→ **Problem**: Pictures do not belong in the copy; restate the records below word for word.

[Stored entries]
################

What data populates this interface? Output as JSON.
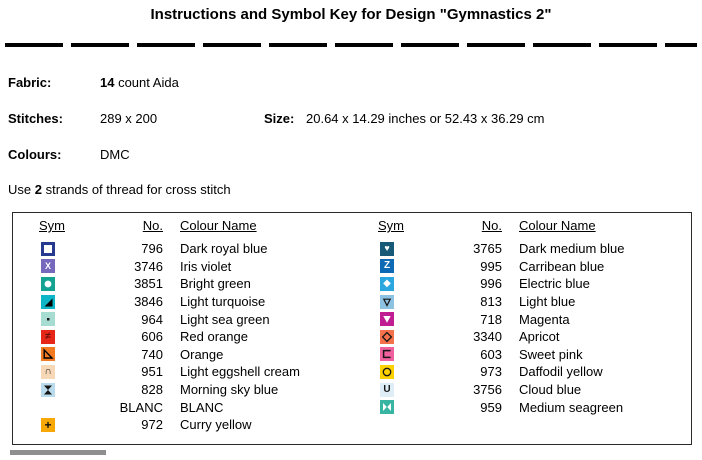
{
  "title": "Instructions and Symbol Key for Design \"Gymnastics 2\"",
  "info": {
    "fabric_label": "Fabric:",
    "fabric_value_bold": "14",
    "fabric_value_rest": " count Aida",
    "stitches_label": "Stitches:",
    "stitches_value": "289 x 200",
    "size_label": "Size:",
    "size_value": "20.64 x 14.29 inches or 52.43 x 36.29 cm",
    "colours_label": "Colours:",
    "colours_value": "DMC",
    "strands_prefix": "Use ",
    "strands_bold": "2",
    "strands_suffix": " strands of thread for cross stitch"
  },
  "key_table": {
    "headers": {
      "sym": "Sym",
      "no": "No.",
      "colour_name": "Colour Name"
    },
    "left_rows": [
      {
        "no": "796",
        "name": "Dark royal blue",
        "sym": {
          "icon": "square-outline-symbol",
          "shape": "inner-square",
          "bg": "#ffffff",
          "fg": "#263b8f"
        }
      },
      {
        "no": "3746",
        "name": "Iris violet",
        "sym": {
          "icon": "x-symbol",
          "glyph": "X",
          "bg": "#7668bd",
          "fg": "#ffffff",
          "size": 9,
          "bold": true
        }
      },
      {
        "no": "3851",
        "name": "Bright green",
        "sym": {
          "icon": "white-disc-symbol",
          "svg": "disc",
          "bg": "#14a392",
          "fg": "#ffffff"
        }
      },
      {
        "no": "3846",
        "name": "Light turquoise",
        "sym": {
          "icon": "triangle-bottom-right-symbol",
          "svg": "tri-br",
          "bg": "#0db6c6",
          "fg": "#000000"
        }
      },
      {
        "no": "964",
        "name": "Light sea green",
        "sym": {
          "icon": "small-dot-symbol",
          "svg": "dot",
          "bg": "#a7dcd3",
          "fg": "#1a1a1a"
        }
      },
      {
        "no": "606",
        "name": "Red orange",
        "sym": {
          "icon": "not-equal-symbol",
          "glyph": "≠",
          "bg": "#e62617",
          "fg": "#6e0f0f",
          "size": 10,
          "bold": true
        }
      },
      {
        "no": "740",
        "name": "Orange",
        "sym": {
          "icon": "triangle-outline-bottom-left-symbol",
          "svg": "tri-bl-outline",
          "bg": "#f27b21",
          "fg": "#000000"
        }
      },
      {
        "no": "951",
        "name": "Light eggshell cream",
        "sym": {
          "icon": "arc-symbol",
          "glyph": "∩",
          "bg": "#f6d8b6",
          "fg": "#151515",
          "size": 10,
          "bold": true
        }
      },
      {
        "no": "828",
        "name": "Morning sky blue",
        "sym": {
          "icon": "hourglass-symbol",
          "svg": "hourglass",
          "bg": "#badbeb",
          "fg": "#151515"
        }
      },
      {
        "no": "BLANC",
        "name": "BLANC",
        "sym": {
          "icon": "blank-symbol",
          "shape": "blank",
          "bg": "#ffffff",
          "fg": "#ffffff"
        }
      },
      {
        "no": "972",
        "name": "Curry yellow",
        "sym": {
          "icon": "plus-symbol",
          "glyph": "+",
          "bg": "#f8a805",
          "fg": "#111111",
          "size": 12,
          "bold": true
        }
      }
    ],
    "right_rows": [
      {
        "no": "3765",
        "name": "Dark medium blue",
        "sym": {
          "icon": "heart-symbol",
          "glyph": "♥",
          "bg": "#175a77",
          "fg": "#ffffff",
          "size": 9
        }
      },
      {
        "no": "995",
        "name": "Carribean blue",
        "sym": {
          "icon": "z-symbol",
          "glyph": "Z",
          "bg": "#0e69b4",
          "fg": "#ffffff",
          "size": 10,
          "bold": true
        }
      },
      {
        "no": "996",
        "name": "Electric blue",
        "sym": {
          "icon": "diamond-filled-symbol",
          "glyph": "◆",
          "bg": "#2ba7e0",
          "fg": "#ffffff",
          "size": 10
        }
      },
      {
        "no": "813",
        "name": "Light blue",
        "sym": {
          "icon": "triangle-down-outline-symbol",
          "svg": "tri-down-outline",
          "bg": "#8ec2e2",
          "fg": "#151515"
        }
      },
      {
        "no": "718",
        "name": "Magenta",
        "sym": {
          "icon": "triangle-down-filled-symbol",
          "svg": "tri-down",
          "bg": "#c01d92",
          "fg": "#ffffff"
        }
      },
      {
        "no": "3340",
        "name": "Apricot",
        "sym": {
          "icon": "diamond-outline-symbol",
          "svg": "diamond-outline",
          "bg": "#f3714b",
          "fg": "#151515"
        }
      },
      {
        "no": "603",
        "name": "Sweet pink",
        "sym": {
          "icon": "open-square-symbol",
          "svg": "open-square",
          "bg": "#f0609f",
          "fg": "#151515"
        }
      },
      {
        "no": "973",
        "name": "Daffodil yellow",
        "sym": {
          "icon": "circle-outline-symbol",
          "svg": "circle-outline",
          "bg": "#fdd201",
          "fg": "#151515"
        }
      },
      {
        "no": "3756",
        "name": "Cloud blue",
        "sym": {
          "icon": "u-symbol",
          "glyph": "U",
          "bg": "#dfeef6",
          "fg": "#151515",
          "size": 10,
          "bold": true
        }
      },
      {
        "no": "959",
        "name": "Medium seagreen",
        "sym": {
          "icon": "bowtie-symbol",
          "svg": "bowtie",
          "bg": "#38b4a2",
          "fg": "#ffffff"
        }
      }
    ]
  }
}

################

→ **Solution to the problem**:
What data populates this interface? Output as JSON.
{
  "title": "Instructions and Symbol Key for Design \"Gymnastics 2\"",
  "info": {
    "fabric_label": "Fabric:",
    "fabric_value_bold": "14",
    "fabric_value_rest": " count Aida",
    "stitches_label": "Stitches:",
    "stitches_value": "289 x 200",
    "size_label": "Size:",
    "size_value": "20.64 x 14.29 inches or 52.43 x 36.29 cm",
    "colours_label": "Colours:",
    "colours_value": "DMC",
    "strands_prefix": "Use ",
    "strands_bold": "2",
    "strands_suffix": " strands of thread for cross stitch"
  },
  "key_table": {
    "headers": {
      "sym": "Sym",
      "no": "No.",
      "colour_name": "Colour Name"
    },
    "left_rows": [
      {
        "no": "796",
        "name": "Dark royal blue",
        "sym": {
          "icon": "square-outline-symbol",
          "shape": "inner-square",
          "bg": "#ffffff",
          "fg": "#263b8f"
        }
      },
      {
        "no": "3746",
        "name": "Iris violet",
        "sym": {
          "icon": "x-symbol",
          "glyph": "X",
          "bg": "#7668bd",
          "fg": "#ffffff",
          "size": 9,
          "bold": true
        }
      },
      {
        "no": "3851",
        "name": "Bright green",
        "sym": {
          "icon": "white-disc-symbol",
          "svg": "disc",
          "bg": "#14a392",
          "fg": "#ffffff"
        }
      },
      {
        "no": "3846",
        "name": "Light turquoise",
        "sym": {
          "icon": "triangle-bottom-right-symbol",
          "svg": "tri-br",
          "bg": "#0db6c6",
          "fg": "#000000"
        }
      },
      {
        "no": "964",
        "name": "Light sea green",
        "sym": {
          "icon": "small-dot-symbol",
          "svg": "dot",
          "bg": "#a7dcd3",
          "fg": "#1a1a1a"
        }
      },
      {
        "no": "606",
        "name": "Red orange",
        "sym": {
          "icon": "not-equal-symbol",
          "glyph": "≠",
          "bg": "#e62617",
          "fg": "#6e0f0f",
          "size": 10,
          "bold": true
        }
      },
      {
        "no": "740",
        "name": "Orange",
        "sym": {
          "icon": "triangle-outline-bottom-left-symbol",
          "svg": "tri-bl-outline",
          "bg": "#f27b21",
          "fg": "#000000"
        }
      },
      {
        "no": "951",
        "name": "Light eggshell cream",
        "sym": {
          "icon": "arc-symbol",
          "glyph": "∩",
          "bg": "#f6d8b6",
          "fg": "#151515",
          "size": 10,
          "bold": true
        }
      },
      {
        "no": "828",
        "name": "Morning sky blue",
        "sym": {
          "icon": "hourglass-symbol",
          "svg": "hourglass",
          "bg": "#badbeb",
          "fg": "#151515"
        }
      },
      {
        "no": "BLANC",
        "name": "BLANC",
        "sym": {
          "icon": "blank-symbol",
          "shape": "blank",
          "bg": "#ffffff",
          "fg": "#ffffff"
        }
      },
      {
        "no": "972",
        "name": "Curry yellow",
        "sym": {
          "icon": "plus-symbol",
          "glyph": "+",
          "bg": "#f8a805",
          "fg": "#111111",
          "size": 12,
          "bold": true
        }
      }
    ],
    "right_rows": [
      {
        "no": "3765",
        "name": "Dark medium blue",
        "sym": {
          "icon": "heart-symbol",
          "glyph": "♥",
          "bg": "#175a77",
          "fg": "#ffffff",
          "size": 9
        }
      },
      {
        "no": "995",
        "name": "Carribean blue",
        "sym": {
          "icon": "z-symbol",
          "glyph": "Z",
          "bg": "#0e69b4",
          "fg": "#ffffff",
          "size": 10,
          "bold": true
        }
      },
      {
        "no": "996",
        "name": "Electric blue",
        "sym": {
          "icon": "diamond-filled-symbol",
          "glyph": "◆",
          "bg": "#2ba7e0",
          "fg": "#ffffff",
          "size": 10
        }
      },
      {
        "no": "813",
        "name": "Light blue",
        "sym": {
          "icon": "triangle-down-outline-symbol",
          "svg": "tri-down-outline",
          "bg": "#8ec2e2",
          "fg": "#151515"
        }
      },
      {
        "no": "718",
        "name": "Magenta",
        "sym": {
          "icon": "triangle-down-filled-symbol",
          "svg": "tri-down",
          "bg": "#c01d92",
          "fg": "#ffffff"
        }
      },
      {
        "no": "3340",
        "name": "Apricot",
        "sym": {
          "icon": "diamond-outline-symbol",
          "svg": "diamond-outline",
          "bg": "#f3714b",
          "fg": "#151515"
        }
      },
      {
        "no": "603",
        "name": "Sweet pink",
        "sym": {
          "icon": "open-square-symbol",
          "svg": "open-square",
          "bg": "#f0609f",
          "fg": "#151515"
        }
      },
      {
        "no": "973",
        "name": "Daffodil yellow",
        "sym": {
          "icon": "circle-outline-symbol",
          "svg": "circle-outline",
          "bg": "#fdd201",
          "fg": "#151515"
        }
      },
      {
        "no": "3756",
        "name": "Cloud blue",
        "sym": {
          "icon": "u-symbol",
          "glyph": "U",
          "bg": "#dfeef6",
          "fg": "#151515",
          "size": 10,
          "bold": true
        }
      },
      {
        "no": "959",
        "name": "Medium seagreen",
        "sym": {
          "icon": "bowtie-symbol",
          "svg": "bowtie",
          "bg": "#38b4a2",
          "fg": "#ffffff"
        }
      }
    ]
  }
}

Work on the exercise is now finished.